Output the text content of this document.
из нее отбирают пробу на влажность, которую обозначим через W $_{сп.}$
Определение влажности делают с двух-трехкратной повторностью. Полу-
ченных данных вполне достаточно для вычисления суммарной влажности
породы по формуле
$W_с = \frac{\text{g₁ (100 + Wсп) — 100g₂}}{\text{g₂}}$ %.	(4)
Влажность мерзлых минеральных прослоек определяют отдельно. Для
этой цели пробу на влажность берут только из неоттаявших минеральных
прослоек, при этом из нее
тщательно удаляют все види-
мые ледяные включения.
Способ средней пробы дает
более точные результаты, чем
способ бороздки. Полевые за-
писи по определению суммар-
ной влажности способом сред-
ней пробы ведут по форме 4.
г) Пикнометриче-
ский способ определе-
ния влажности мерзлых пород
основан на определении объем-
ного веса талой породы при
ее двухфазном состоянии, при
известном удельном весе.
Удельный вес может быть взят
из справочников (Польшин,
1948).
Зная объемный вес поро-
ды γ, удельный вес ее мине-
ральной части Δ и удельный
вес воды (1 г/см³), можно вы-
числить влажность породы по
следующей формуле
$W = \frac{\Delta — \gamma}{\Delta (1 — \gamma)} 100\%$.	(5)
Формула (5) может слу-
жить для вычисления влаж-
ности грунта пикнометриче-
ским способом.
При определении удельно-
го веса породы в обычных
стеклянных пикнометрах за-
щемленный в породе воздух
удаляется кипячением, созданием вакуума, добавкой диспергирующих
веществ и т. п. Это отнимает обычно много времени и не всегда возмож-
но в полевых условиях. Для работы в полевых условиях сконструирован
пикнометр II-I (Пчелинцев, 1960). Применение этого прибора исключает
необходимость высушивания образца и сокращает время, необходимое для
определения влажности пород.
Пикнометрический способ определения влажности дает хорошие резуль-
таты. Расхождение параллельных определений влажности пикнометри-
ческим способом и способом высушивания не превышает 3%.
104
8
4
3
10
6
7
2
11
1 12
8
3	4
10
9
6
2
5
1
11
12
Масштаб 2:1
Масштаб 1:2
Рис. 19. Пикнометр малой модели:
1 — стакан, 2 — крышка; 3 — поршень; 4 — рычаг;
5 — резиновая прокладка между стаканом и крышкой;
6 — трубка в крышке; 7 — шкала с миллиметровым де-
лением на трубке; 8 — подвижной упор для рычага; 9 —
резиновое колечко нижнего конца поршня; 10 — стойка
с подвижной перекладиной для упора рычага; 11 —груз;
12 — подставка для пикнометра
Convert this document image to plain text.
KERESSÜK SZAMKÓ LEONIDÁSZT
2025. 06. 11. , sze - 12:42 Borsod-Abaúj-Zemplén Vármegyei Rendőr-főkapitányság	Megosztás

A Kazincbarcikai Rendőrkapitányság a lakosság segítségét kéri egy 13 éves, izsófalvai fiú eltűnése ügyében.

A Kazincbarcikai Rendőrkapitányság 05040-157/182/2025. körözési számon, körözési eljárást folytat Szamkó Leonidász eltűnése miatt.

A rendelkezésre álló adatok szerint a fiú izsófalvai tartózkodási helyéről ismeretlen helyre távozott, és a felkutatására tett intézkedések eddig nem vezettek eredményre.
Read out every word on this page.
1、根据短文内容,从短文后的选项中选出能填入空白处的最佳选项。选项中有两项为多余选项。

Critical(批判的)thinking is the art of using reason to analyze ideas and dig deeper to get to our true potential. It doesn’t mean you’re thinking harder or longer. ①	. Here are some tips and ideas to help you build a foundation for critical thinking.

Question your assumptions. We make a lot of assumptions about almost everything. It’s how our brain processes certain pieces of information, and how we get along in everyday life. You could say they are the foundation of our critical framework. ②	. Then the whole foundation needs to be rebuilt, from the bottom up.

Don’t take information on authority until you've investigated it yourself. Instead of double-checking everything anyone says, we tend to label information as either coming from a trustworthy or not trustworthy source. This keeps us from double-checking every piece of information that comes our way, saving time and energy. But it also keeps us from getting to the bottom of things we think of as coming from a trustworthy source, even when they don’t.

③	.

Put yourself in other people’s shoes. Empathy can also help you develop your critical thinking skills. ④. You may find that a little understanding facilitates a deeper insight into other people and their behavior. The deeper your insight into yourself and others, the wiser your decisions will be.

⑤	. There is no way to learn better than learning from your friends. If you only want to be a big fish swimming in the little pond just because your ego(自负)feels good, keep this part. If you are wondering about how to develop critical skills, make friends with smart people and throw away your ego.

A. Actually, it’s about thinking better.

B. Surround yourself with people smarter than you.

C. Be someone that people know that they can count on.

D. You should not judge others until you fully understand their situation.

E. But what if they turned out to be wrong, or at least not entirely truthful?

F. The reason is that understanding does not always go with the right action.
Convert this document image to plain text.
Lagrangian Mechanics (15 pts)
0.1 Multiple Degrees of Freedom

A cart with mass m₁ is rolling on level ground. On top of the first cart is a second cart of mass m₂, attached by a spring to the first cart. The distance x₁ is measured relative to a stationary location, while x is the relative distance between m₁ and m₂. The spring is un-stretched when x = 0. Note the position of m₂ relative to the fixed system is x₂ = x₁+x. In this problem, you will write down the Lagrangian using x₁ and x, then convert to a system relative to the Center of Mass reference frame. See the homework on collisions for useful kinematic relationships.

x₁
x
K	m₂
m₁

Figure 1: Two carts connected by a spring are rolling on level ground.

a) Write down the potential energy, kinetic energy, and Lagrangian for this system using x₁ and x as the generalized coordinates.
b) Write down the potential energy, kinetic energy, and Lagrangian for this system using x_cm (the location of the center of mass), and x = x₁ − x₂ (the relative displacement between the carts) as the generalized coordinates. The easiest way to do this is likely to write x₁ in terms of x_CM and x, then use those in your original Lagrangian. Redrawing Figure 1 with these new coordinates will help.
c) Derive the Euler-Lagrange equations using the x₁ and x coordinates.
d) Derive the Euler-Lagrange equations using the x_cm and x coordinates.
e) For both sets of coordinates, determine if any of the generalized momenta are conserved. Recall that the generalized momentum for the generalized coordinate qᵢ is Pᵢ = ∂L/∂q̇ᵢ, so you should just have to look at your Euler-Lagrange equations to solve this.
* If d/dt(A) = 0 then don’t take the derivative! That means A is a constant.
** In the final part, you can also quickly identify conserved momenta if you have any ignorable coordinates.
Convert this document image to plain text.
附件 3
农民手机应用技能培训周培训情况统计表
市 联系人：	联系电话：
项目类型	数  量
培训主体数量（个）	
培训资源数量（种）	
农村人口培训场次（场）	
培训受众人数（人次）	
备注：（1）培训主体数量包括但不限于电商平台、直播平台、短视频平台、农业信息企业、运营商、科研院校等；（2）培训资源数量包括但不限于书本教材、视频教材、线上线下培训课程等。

########################################

Write out the whole listing again, exactly as it stands.

Output the text content of this document.
из нее отбирают пробу на влажность, которую обозначим через W $_{сп.}$
Определение влажности делают с двух-трехкратной повторностью. Полу-
ченных данных вполне достаточно для вычисления суммарной влажности
породы по формуле
$W_с = \frac{\text{g₁ (100 + Wсп) — 100g₂}}{\text{g₂}}$ %.	(4)
Влажность мерзлых минеральных прослоек определяют отдельно. Для
этой цели пробу на влажность берут только из неоттаявших минеральных
прослоек, при этом из нее
тщательно удаляют все види-
мые ледяные включения.
Способ средней пробы дает
более точные результаты, чем
способ бороздки. Полевые за-
писи по определению суммар-
ной влажности способом сред-
ней пробы ведут по форме 4.
г) Пикнометриче-
ский способ определе-
ния влажности мерзлых пород
основан на определении объем-
ного веса талой породы при
ее двухфазном состоянии, при
известном удельном весе.
Удельный вес может быть взят
из справочников (Польшин,
1948).
Зная объемный вес поро-
ды γ, удельный вес ее мине-
ральной части Δ и удельный
вес воды (1 г/см³), можно вы-
числить влажность породы по
следующей формуле
$W = \frac{\Delta — \gamma}{\Delta (1 — \gamma)} 100\%$.	(5)
Формула (5) может слу-
жить для вычисления влаж-
ности грунта пикнометриче-
ским способом.
При определении удельно-
го веса породы в обычных
стеклянных пикнометрах за-
щемленный в породе воздух
удаляется кипячением, созданием вакуума, добавкой диспергирующих
веществ и т. п. Это отнимает обычно много времени и не всегда возмож-
но в полевых условиях. Для работы в полевых условиях сконструирован
пикнометр II-I (Пчелинцев, 1960). Применение этого прибора исключает
необходимость высушивания образца и сокращает время, необходимое для
определения влажности пород.
Пикнометрический способ определения влажности дает хорошие резуль-
таты. Расхождение параллельных определений влажности пикнометри-
ческим способом и способом высушивания не превышает 3%.
104
8
4
3
10
6
7
2
11
1 12
8
3	4
10
9
6
2
5
1
11
12
Масштаб 2:1
Масштаб 1:2
Рис. 19. Пикнометр малой модели:
1 — стакан, 2 — крышка; 3 — поршень; 4 — рычаг;
5 — резиновая прокладка между стаканом и крышкой;
6 — трубка в крышке; 7 — шкала с миллиметровым де-
лением на трубке; 8 — подвижной упор для рычага; 9 —
резиновое колечко нижнего конца поршня; 10 — стойка
с подвижной перекладиной для упора рычага; 11 —груз;
12 — подставка для пикнометра
Convert this document image to plain text.
KERESSÜK SZAMKÓ LEONIDÁSZT
2025. 06. 11. , sze - 12:42 Borsod-Abaúj-Zemplén Vármegyei Rendőr-főkapitányság	Megosztás

A Kazincbarcikai Rendőrkapitányság a lakosság segítségét kéri egy 13 éves, izsófalvai fiú eltűnése ügyében.

A Kazincbarcikai Rendőrkapitányság 05040-157/182/2025. körözési számon, körözési eljárást folytat Szamkó Leonidász eltűnése miatt.

A rendelkezésre álló adatok szerint a fiú izsófalvai tartózkodási helyéről ismeretlen helyre távozott, és a felkutatására tett intézkedések eddig nem vezettek eredményre.
Read out every word on this page.
1、根据短文内容,从短文后的选项中选出能填入空白处的最佳选项。选项中有两项为多余选项。

Critical(批判的)thinking is the art of using reason to analyze ideas and dig deeper to get to our true potential. It doesn’t mean you’re thinking harder or longer. ①	. Here are some tips and ideas to help you build a foundation for critical thinking.

Question your assumptions. We make a lot of assumptions about almost everything. It’s how our brain processes certain pieces of information, and how we get along in everyday life. You could say they are the foundation of our critical framework. ②	. Then the whole foundation needs to be rebuilt, from the bottom up.

Don’t take information on authority until you've investigated it yourself. Instead of double-checking everything anyone says, we tend to label information as either coming from a trustworthy or not trustworthy source. This keeps us from double-checking every piece of information that comes our way, saving time and energy. But it also keeps us from getting to the bottom of things we think of as coming from a trustworthy source, even when they don’t.

③	.

Put yourself in other people’s shoes. Empathy can also help you develop your critical thinking skills. ④. You may find that a little understanding facilitates a deeper insight into other people and their behavior. The deeper your insight into yourself and others, the wiser your decisions will be.

⑤	. There is no way to learn better than learning from your friends. If you only want to be a big fish swimming in the little pond just because your ego(自负)feels good, keep this part. If you are wondering about how to develop critical skills, make friends with smart people and throw away your ego.

A. Actually, it’s about thinking better.

B. Surround yourself with people smarter than you.

C. Be someone that people know that they can count on.

D. You should not judge others until you fully understand their situation.

E. But what if they turned out to be wrong, or at least not entirely truthful?

F. The reason is that understanding does not always go with the right action.
Convert this document image to plain text.
Lagrangian Mechanics (15 pts)
0.1 Multiple Degrees of Freedom

A cart with mass m₁ is rolling on level ground. On top of the first cart is a second cart of mass m₂, attached by a spring to the first cart. The distance x₁ is measured relative to a stationary location, while x is the relative distance between m₁ and m₂. The spring is un-stretched when x = 0. Note the position of m₂ relative to the fixed system is x₂ = x₁+x. In this problem, you will write down the Lagrangian using x₁ and x, then convert to a system relative to the Center of Mass reference frame. See the homework on collisions for useful kinematic relationships.

x₁
x
K	m₂
m₁

Figure 1: Two carts connected by a spring are rolling on level ground.

a) Write down the potential energy, kinetic energy, and Lagrangian for this system using x₁ and x as the generalized coordinates.
b) Write down the potential energy, kinetic energy, and Lagrangian for this system using x_cm (the location of the center of mass), and x = x₁ − x₂ (the relative displacement between the carts) as the generalized coordinates. The easiest way to do this is likely to write x₁ in terms of x_CM and x, then use those in your original Lagrangian. Redrawing Figure 1 with these new coordinates will help.
c) Derive the Euler-Lagrange equations using the x₁ and x coordinates.
d) Derive the Euler-Lagrange equations using the x_cm and x coordinates.
e) For both sets of coordinates, determine if any of the generalized momenta are conserved. Recall that the generalized momentum for the generalized coordinate qᵢ is Pᵢ = ∂L/∂q̇ᵢ, so you should just have to look at your Euler-Lagrange equations to solve this.
* If d/dt(A) = 0 then don’t take the derivative! That means A is a constant.
** In the final part, you can also quickly identify conserved momenta if you have any ignorable coordinates.
Convert this document image to plain text.
附件 3
农民手机应用技能培训周培训情况统计表
市 联系人：	联系电话：
项目类型	数  量
培训主体数量（个）	
培训资源数量（种）	
农村人口培训场次（场）	
培训受众人数（人次）	
备注：（1）培训主体数量包括但不限于电商平台、直播平台、短视频平台、农业信息企业、运营商、科研院校等；（2）培训资源数量包括但不限于书本教材、视频教材、线上线下培训课程等。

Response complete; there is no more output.